# WRITTEN INSTRUCTION
Filter the entries below, keeping every line that has the word "Service".

# DATA FOR THIS TASK
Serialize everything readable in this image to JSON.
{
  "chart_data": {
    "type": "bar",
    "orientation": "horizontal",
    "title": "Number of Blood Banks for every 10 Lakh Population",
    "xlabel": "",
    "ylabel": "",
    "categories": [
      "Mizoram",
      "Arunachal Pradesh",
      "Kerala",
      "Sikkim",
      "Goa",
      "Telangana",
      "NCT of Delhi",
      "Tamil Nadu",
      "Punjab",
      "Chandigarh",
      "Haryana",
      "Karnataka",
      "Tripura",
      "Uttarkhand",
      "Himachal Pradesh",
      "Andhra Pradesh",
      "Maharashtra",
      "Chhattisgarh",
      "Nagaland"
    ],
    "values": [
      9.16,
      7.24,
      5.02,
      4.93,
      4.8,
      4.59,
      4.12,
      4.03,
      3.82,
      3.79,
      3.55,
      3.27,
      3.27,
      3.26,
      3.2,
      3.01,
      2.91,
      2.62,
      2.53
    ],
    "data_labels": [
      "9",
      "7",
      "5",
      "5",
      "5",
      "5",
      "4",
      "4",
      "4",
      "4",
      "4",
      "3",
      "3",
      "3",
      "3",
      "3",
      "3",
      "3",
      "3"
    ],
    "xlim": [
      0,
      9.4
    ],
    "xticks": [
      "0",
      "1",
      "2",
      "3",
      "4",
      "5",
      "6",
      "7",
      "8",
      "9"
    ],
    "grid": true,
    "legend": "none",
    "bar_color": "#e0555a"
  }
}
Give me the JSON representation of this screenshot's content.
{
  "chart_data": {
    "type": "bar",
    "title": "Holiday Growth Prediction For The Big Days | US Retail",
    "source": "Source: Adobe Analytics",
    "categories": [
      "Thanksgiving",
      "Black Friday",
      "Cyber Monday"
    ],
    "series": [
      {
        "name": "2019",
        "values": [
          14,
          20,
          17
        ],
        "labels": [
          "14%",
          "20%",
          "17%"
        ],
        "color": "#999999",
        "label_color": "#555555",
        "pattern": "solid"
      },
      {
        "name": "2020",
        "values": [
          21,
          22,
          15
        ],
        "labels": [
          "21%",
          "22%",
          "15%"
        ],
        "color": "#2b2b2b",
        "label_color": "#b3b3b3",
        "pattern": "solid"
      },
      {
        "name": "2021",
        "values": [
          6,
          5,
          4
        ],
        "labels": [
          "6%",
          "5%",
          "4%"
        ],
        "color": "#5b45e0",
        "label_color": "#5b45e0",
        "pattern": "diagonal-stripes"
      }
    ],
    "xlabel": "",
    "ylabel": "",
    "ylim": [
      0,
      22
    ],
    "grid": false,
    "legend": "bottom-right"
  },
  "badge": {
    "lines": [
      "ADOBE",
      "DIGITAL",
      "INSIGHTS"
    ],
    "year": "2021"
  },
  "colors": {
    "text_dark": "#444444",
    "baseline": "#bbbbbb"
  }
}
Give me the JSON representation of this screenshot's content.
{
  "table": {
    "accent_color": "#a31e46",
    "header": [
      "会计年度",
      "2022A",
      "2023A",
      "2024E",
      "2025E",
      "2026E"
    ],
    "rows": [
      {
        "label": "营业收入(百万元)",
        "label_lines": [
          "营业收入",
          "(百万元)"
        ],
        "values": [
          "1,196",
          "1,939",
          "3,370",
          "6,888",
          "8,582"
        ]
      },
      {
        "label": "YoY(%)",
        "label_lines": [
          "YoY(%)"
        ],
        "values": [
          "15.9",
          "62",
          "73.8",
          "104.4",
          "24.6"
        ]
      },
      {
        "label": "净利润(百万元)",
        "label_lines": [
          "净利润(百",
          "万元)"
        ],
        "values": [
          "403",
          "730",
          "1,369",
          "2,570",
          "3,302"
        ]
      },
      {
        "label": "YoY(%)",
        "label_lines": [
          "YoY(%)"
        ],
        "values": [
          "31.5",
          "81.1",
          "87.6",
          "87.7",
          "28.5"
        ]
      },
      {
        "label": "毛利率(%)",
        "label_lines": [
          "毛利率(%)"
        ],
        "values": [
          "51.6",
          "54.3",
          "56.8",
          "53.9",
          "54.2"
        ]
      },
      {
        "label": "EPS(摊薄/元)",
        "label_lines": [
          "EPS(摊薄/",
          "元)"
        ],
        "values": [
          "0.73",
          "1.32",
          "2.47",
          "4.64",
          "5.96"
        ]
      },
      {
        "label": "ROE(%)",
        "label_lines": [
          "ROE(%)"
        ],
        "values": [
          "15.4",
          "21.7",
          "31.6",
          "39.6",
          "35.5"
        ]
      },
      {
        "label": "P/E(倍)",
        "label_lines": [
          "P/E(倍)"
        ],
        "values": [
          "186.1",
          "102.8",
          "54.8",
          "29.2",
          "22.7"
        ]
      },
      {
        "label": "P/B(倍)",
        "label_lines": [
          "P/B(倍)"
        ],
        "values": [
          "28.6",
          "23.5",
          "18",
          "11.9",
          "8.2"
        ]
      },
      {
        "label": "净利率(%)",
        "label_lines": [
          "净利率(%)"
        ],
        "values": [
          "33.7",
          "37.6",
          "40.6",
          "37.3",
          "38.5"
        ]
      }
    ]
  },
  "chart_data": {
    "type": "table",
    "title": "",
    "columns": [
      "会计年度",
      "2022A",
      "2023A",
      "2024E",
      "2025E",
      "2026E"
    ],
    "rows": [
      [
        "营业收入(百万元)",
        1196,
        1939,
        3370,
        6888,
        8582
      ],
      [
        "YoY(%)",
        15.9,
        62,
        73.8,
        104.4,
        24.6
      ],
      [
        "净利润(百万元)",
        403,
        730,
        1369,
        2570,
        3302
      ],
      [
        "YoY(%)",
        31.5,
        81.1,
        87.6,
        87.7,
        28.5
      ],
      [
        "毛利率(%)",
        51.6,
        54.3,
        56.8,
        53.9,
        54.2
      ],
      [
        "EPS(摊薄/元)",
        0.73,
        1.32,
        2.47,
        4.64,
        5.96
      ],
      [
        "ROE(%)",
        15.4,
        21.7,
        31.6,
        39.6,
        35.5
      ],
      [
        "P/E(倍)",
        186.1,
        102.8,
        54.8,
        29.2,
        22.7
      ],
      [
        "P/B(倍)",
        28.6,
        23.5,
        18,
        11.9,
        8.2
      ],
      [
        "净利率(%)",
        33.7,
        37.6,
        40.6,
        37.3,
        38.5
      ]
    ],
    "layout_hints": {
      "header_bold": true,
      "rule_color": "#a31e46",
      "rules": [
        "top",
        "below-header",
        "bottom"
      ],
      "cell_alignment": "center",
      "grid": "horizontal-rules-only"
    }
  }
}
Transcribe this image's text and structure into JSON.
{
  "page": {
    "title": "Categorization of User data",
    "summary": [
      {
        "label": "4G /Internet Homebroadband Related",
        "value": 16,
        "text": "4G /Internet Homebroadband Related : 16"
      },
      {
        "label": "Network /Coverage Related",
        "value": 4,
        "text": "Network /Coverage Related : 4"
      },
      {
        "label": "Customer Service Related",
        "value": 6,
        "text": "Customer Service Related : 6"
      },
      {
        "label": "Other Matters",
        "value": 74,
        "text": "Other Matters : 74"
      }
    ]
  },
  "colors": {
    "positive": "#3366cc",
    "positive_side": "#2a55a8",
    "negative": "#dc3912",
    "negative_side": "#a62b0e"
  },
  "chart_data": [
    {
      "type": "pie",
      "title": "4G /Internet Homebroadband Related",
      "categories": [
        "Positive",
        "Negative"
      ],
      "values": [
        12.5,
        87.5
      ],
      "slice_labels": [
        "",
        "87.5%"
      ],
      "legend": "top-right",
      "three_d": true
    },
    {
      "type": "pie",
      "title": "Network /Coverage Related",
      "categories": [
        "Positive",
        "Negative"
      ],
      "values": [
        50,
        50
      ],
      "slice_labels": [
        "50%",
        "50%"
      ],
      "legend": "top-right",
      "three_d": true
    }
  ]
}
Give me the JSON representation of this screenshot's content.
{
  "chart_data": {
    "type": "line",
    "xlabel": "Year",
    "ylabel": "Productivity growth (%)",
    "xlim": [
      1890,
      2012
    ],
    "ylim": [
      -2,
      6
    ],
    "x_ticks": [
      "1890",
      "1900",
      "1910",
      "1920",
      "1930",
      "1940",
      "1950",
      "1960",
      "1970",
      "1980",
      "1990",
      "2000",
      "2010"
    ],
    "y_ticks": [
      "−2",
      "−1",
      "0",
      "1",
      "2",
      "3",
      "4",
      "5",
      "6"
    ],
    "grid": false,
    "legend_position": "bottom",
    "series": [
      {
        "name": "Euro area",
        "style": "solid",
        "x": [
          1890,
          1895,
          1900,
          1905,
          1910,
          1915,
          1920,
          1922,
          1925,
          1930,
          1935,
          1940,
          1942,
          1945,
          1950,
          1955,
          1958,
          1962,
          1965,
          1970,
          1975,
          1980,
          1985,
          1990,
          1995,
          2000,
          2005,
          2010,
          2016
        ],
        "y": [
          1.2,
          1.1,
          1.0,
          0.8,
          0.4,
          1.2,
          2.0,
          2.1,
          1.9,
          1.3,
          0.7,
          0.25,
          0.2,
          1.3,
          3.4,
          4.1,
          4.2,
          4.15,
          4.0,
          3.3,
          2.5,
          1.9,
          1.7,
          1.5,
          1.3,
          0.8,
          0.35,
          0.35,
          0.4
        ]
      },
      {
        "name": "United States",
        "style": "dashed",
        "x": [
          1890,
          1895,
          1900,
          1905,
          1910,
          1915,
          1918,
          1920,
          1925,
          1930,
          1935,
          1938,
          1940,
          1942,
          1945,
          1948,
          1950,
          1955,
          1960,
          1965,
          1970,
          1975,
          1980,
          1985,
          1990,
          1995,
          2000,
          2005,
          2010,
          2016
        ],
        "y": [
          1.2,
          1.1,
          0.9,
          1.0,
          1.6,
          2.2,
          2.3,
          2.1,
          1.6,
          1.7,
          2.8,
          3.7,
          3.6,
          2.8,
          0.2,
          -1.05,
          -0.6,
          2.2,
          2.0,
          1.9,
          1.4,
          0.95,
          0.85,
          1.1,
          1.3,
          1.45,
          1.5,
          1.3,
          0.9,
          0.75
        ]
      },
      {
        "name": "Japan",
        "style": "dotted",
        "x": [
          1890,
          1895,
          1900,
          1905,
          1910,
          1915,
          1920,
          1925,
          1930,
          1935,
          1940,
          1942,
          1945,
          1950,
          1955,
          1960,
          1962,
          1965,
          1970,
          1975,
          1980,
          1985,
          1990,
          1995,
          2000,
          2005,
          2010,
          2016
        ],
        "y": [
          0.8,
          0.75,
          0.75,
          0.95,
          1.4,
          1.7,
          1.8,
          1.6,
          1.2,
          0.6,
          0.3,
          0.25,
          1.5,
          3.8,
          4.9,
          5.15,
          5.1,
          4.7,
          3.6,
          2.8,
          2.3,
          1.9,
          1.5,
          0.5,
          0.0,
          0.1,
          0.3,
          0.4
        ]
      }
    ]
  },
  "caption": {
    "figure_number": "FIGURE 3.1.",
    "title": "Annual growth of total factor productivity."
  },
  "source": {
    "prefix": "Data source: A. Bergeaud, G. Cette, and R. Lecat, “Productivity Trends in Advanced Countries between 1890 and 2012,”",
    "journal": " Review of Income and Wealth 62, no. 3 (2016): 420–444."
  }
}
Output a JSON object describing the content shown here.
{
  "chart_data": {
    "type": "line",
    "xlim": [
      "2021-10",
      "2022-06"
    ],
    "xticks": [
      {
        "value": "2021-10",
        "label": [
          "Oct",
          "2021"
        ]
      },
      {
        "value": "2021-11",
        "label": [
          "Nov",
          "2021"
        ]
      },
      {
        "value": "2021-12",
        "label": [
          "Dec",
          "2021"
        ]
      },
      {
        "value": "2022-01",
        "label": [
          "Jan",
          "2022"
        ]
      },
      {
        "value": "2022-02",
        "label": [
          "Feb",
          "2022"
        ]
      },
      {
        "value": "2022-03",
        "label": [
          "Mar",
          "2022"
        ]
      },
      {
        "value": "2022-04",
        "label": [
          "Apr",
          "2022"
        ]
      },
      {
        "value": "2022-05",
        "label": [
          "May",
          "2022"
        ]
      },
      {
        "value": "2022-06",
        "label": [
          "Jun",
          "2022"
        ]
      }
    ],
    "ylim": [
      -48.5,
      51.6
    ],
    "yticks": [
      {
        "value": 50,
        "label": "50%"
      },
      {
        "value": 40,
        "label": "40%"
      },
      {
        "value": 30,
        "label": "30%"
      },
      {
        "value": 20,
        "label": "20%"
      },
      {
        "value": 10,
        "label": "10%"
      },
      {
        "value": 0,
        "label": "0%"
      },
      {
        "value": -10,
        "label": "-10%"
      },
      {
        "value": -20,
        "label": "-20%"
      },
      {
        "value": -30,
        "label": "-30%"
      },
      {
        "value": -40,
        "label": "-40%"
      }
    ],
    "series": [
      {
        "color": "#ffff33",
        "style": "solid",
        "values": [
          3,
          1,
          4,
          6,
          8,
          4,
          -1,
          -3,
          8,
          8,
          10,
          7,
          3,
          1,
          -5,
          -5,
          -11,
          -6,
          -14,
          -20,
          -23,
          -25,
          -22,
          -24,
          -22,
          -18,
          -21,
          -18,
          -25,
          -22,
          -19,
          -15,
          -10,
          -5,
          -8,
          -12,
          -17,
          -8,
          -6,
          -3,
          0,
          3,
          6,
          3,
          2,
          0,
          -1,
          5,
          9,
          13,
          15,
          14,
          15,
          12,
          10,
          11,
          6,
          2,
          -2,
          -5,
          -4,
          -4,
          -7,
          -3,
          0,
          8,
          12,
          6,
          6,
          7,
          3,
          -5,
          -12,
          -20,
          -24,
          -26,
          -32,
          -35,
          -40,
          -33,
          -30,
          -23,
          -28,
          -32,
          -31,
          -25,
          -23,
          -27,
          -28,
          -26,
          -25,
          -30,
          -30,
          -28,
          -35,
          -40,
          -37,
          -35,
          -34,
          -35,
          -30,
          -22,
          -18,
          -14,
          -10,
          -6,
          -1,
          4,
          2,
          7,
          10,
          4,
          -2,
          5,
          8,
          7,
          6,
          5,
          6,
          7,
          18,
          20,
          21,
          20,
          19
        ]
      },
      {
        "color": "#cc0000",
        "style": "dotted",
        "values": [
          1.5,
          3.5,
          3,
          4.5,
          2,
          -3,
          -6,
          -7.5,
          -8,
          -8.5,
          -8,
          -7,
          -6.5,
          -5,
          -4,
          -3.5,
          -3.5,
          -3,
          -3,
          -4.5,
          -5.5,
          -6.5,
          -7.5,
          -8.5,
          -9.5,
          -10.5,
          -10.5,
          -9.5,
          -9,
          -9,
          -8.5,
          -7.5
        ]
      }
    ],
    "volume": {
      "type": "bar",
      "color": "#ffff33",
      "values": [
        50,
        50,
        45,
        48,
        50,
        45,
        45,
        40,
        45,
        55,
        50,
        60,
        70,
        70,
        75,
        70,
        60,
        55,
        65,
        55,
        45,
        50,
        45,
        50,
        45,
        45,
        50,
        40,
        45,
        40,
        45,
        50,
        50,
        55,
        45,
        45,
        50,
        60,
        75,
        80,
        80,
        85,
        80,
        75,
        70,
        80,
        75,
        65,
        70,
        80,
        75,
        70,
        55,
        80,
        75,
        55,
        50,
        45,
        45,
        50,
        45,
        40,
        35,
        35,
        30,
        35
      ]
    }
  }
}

# EXPECTED ANSWER
        "label": "Customer Service Related",
        "text": "Customer Service Related : 6"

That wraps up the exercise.